[START MATERIAL SHOWN]
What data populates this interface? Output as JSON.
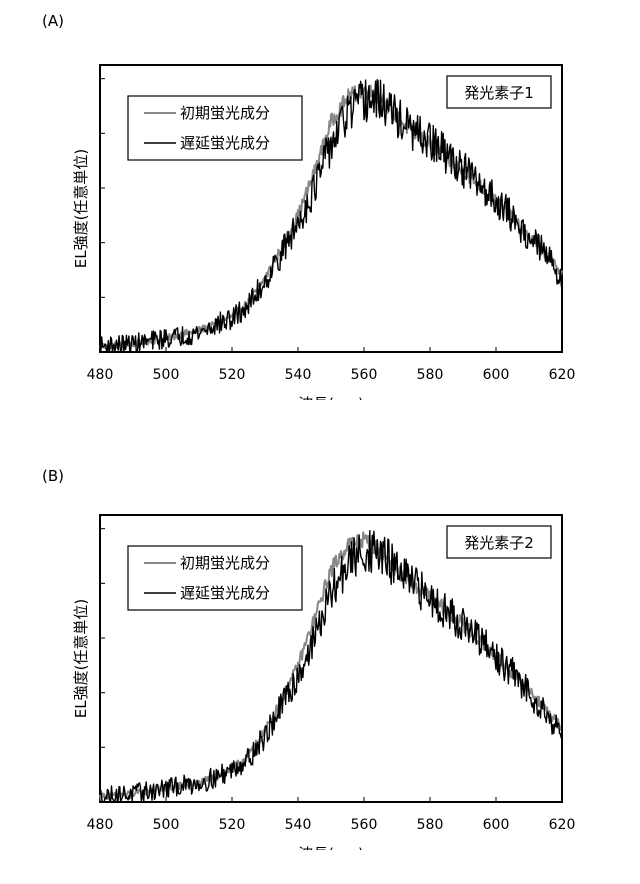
{
  "panels": [
    {
      "label": "(A)",
      "ylabel": "EL強度(任意単位)",
      "xlabel": "波長(nm)",
      "badge": "発光素子1",
      "legend": [
        "初期蛍光成分",
        "遅延蛍光成分"
      ]
    },
    {
      "label": "(B)",
      "ylabel": "EL強度(任意単位)",
      "xlabel": "波長(nm)",
      "badge": "発光素子2",
      "legend": [
        "初期蛍光成分",
        "遅延蛍光成分"
      ]
    }
  ],
  "chart_data": [
    {
      "type": "line",
      "title": "発光素子1",
      "xlabel": "波長(nm)",
      "ylabel": "EL強度(任意単位)",
      "xlim": [
        480,
        620
      ],
      "ylim": [
        0,
        1.05
      ],
      "x_ticks": [
        480,
        500,
        520,
        540,
        560,
        580,
        600,
        620
      ],
      "y_ticks": [
        0,
        0.2,
        0.4,
        0.6,
        0.8,
        1.0
      ],
      "x": [
        480,
        490,
        500,
        510,
        515,
        520,
        525,
        530,
        535,
        540,
        545,
        550,
        555,
        560,
        565,
        570,
        575,
        580,
        585,
        590,
        595,
        600,
        605,
        610,
        615,
        620
      ],
      "series": [
        {
          "name": "初期蛍光成分",
          "color": "#888888",
          "values": [
            0.02,
            0.03,
            0.05,
            0.08,
            0.1,
            0.13,
            0.18,
            0.27,
            0.38,
            0.5,
            0.66,
            0.84,
            0.93,
            0.96,
            0.93,
            0.86,
            0.8,
            0.76,
            0.71,
            0.66,
            0.61,
            0.55,
            0.49,
            0.42,
            0.36,
            0.29
          ]
        },
        {
          "name": "遅延蛍光成分",
          "color": "#000000",
          "values": [
            0.02,
            0.03,
            0.05,
            0.07,
            0.1,
            0.12,
            0.17,
            0.26,
            0.36,
            0.47,
            0.6,
            0.76,
            0.87,
            0.92,
            0.92,
            0.86,
            0.8,
            0.77,
            0.72,
            0.67,
            0.61,
            0.56,
            0.49,
            0.42,
            0.36,
            0.27
          ]
        }
      ]
    },
    {
      "type": "line",
      "title": "発光素子2",
      "xlabel": "波長(nm)",
      "ylabel": "EL強度(任意単位)",
      "xlim": [
        480,
        620
      ],
      "ylim": [
        0,
        1.05
      ],
      "x_ticks": [
        480,
        500,
        520,
        540,
        560,
        580,
        600,
        620
      ],
      "y_ticks": [
        0,
        0.2,
        0.4,
        0.6,
        0.8,
        1.0
      ],
      "x": [
        480,
        490,
        500,
        510,
        515,
        520,
        525,
        530,
        535,
        540,
        545,
        550,
        555,
        560,
        565,
        570,
        575,
        580,
        585,
        590,
        595,
        600,
        605,
        610,
        615,
        620
      ],
      "series": [
        {
          "name": "初期蛍光成分",
          "color": "#888888",
          "values": [
            0.02,
            0.03,
            0.05,
            0.07,
            0.09,
            0.12,
            0.17,
            0.26,
            0.37,
            0.5,
            0.67,
            0.85,
            0.94,
            0.96,
            0.92,
            0.85,
            0.79,
            0.75,
            0.7,
            0.65,
            0.59,
            0.53,
            0.47,
            0.41,
            0.34,
            0.27
          ]
        },
        {
          "name": "遅延蛍光成分",
          "color": "#000000",
          "values": [
            0.02,
            0.03,
            0.05,
            0.07,
            0.09,
            0.12,
            0.16,
            0.24,
            0.35,
            0.46,
            0.6,
            0.76,
            0.87,
            0.92,
            0.91,
            0.85,
            0.79,
            0.75,
            0.7,
            0.65,
            0.59,
            0.53,
            0.47,
            0.4,
            0.33,
            0.25
          ]
        }
      ]
    }
  ]
}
[END MATERIAL SHOWN]
## WHAT THIS TASK INVOLVES
Omit every picture while copying the listing above exactly.

## EXERCISE OUTPUT
What data populates this interface? Output as JSON.
{
  "panels": [
    {
      "label": "(A)",
      "ylabel": "EL強度(任意単位)",
      "xlabel": "波長(nm)",
      "badge": "発光素子1",
      "legend": [
        "初期蛍光成分",
        "遅延蛍光成分"
      ]
    },
    {
      "label": "(B)",
      "ylabel": "EL強度(任意単位)",
      "xlabel": "波長(nm)",
      "badge": "発光素子2",
      "legend": [
        "初期蛍光成分",
        "遅延蛍光成分"
      ]
    }
  ],
  "chart_data": [
    {
      "type": "line",
      "title": "発光素子1",
      "xlabel": "波長(nm)",
      "ylabel": "EL強度(任意単位)",
      "xlim": [
        480,
        620
      ],
      "ylim": [
        0,
        1.05
      ],
      "x_ticks": [
        480,
        500,
        520,
        540,
        560,
        580,
        600,
        620
      ],
      "y_ticks": [
        0,
        0.2,
        0.4,
        0.6,
        0.8,
        1.0
      ],
      "x": [
        480,
        490,
        500,
        510,
        515,
        520,
        525,
        530,
        535,
        540,
        545,
        550,
        555,
        560,
        565,
        570,
        575,
        580,
        585,
        590,
        595,
        600,
        605,
        610,
        615,
        620
      ],
      "series": [
        {
          "name": "初期蛍光成分",
          "color": "#888888",
          "values": [
            0.02,
            0.03,
            0.05,
            0.08,
            0.1,
            0.13,
            0.18,
            0.27,
            0.38,
            0.5,
            0.66,
            0.84,
            0.93,
            0.96,
            0.93,
            0.86,
            0.8,
            0.76,
            0.71,
            0.66,
            0.61,
            0.55,
            0.49,
            0.42,
            0.36,
            0.29
          ]
        },
        {
          "name": "遅延蛍光成分",
          "color": "#000000",
          "values": [
            0.02,
            0.03,
            0.05,
            0.07,
            0.1,
            0.12,
            0.17,
            0.26,
            0.36,
            0.47,
            0.6,
            0.76,
            0.87,
            0.92,
            0.92,
            0.86,
            0.8,
            0.77,
            0.72,
            0.67,
            0.61,
            0.56,
            0.49,
            0.42,
            0.36,
            0.27
          ]
        }
      ]
    },
    {
      "type": "line",
      "title": "発光素子2",
      "xlabel": "波長(nm)",
      "ylabel": "EL強度(任意単位)",
      "xlim": [
        480,
        620
      ],
      "ylim": [
        0,
        1.05
      ],
      "x_ticks": [
        480,
        500,
        520,
        540,
        560,
        580,
        600,
        620
      ],
      "y_ticks": [
        0,
        0.2,
        0.4,
        0.6,
        0.8,
        1.0
      ],
      "x": [
        480,
        490,
        500,
        510,
        515,
        520,
        525,
        530,
        535,
        540,
        545,
        550,
        555,
        560,
        565,
        570,
        575,
        580,
        585,
        590,
        595,
        600,
        605,
        610,
        615,
        620
      ],
      "series": [
        {
          "name": "初期蛍光成分",
          "color": "#888888",
          "values": [
            0.02,
            0.03,
            0.05,
            0.07,
            0.09,
            0.12,
            0.17,
            0.26,
            0.37,
            0.5,
            0.67,
            0.85,
            0.94,
            0.96,
            0.92,
            0.85,
            0.79,
            0.75,
            0.7,
            0.65,
            0.59,
            0.53,
            0.47,
            0.41,
            0.34,
            0.27
          ]
        },
        {
          "name": "遅延蛍光成分",
          "color": "#000000",
          "values": [
            0.02,
            0.03,
            0.05,
            0.07,
            0.09,
            0.12,
            0.16,
            0.24,
            0.35,
            0.46,
            0.6,
            0.76,
            0.87,
            0.92,
            0.91,
            0.85,
            0.79,
            0.75,
            0.7,
            0.65,
            0.59,
            0.53,
            0.47,
            0.4,
            0.33,
            0.25
          ]
        }
      ]
    }
  ]
}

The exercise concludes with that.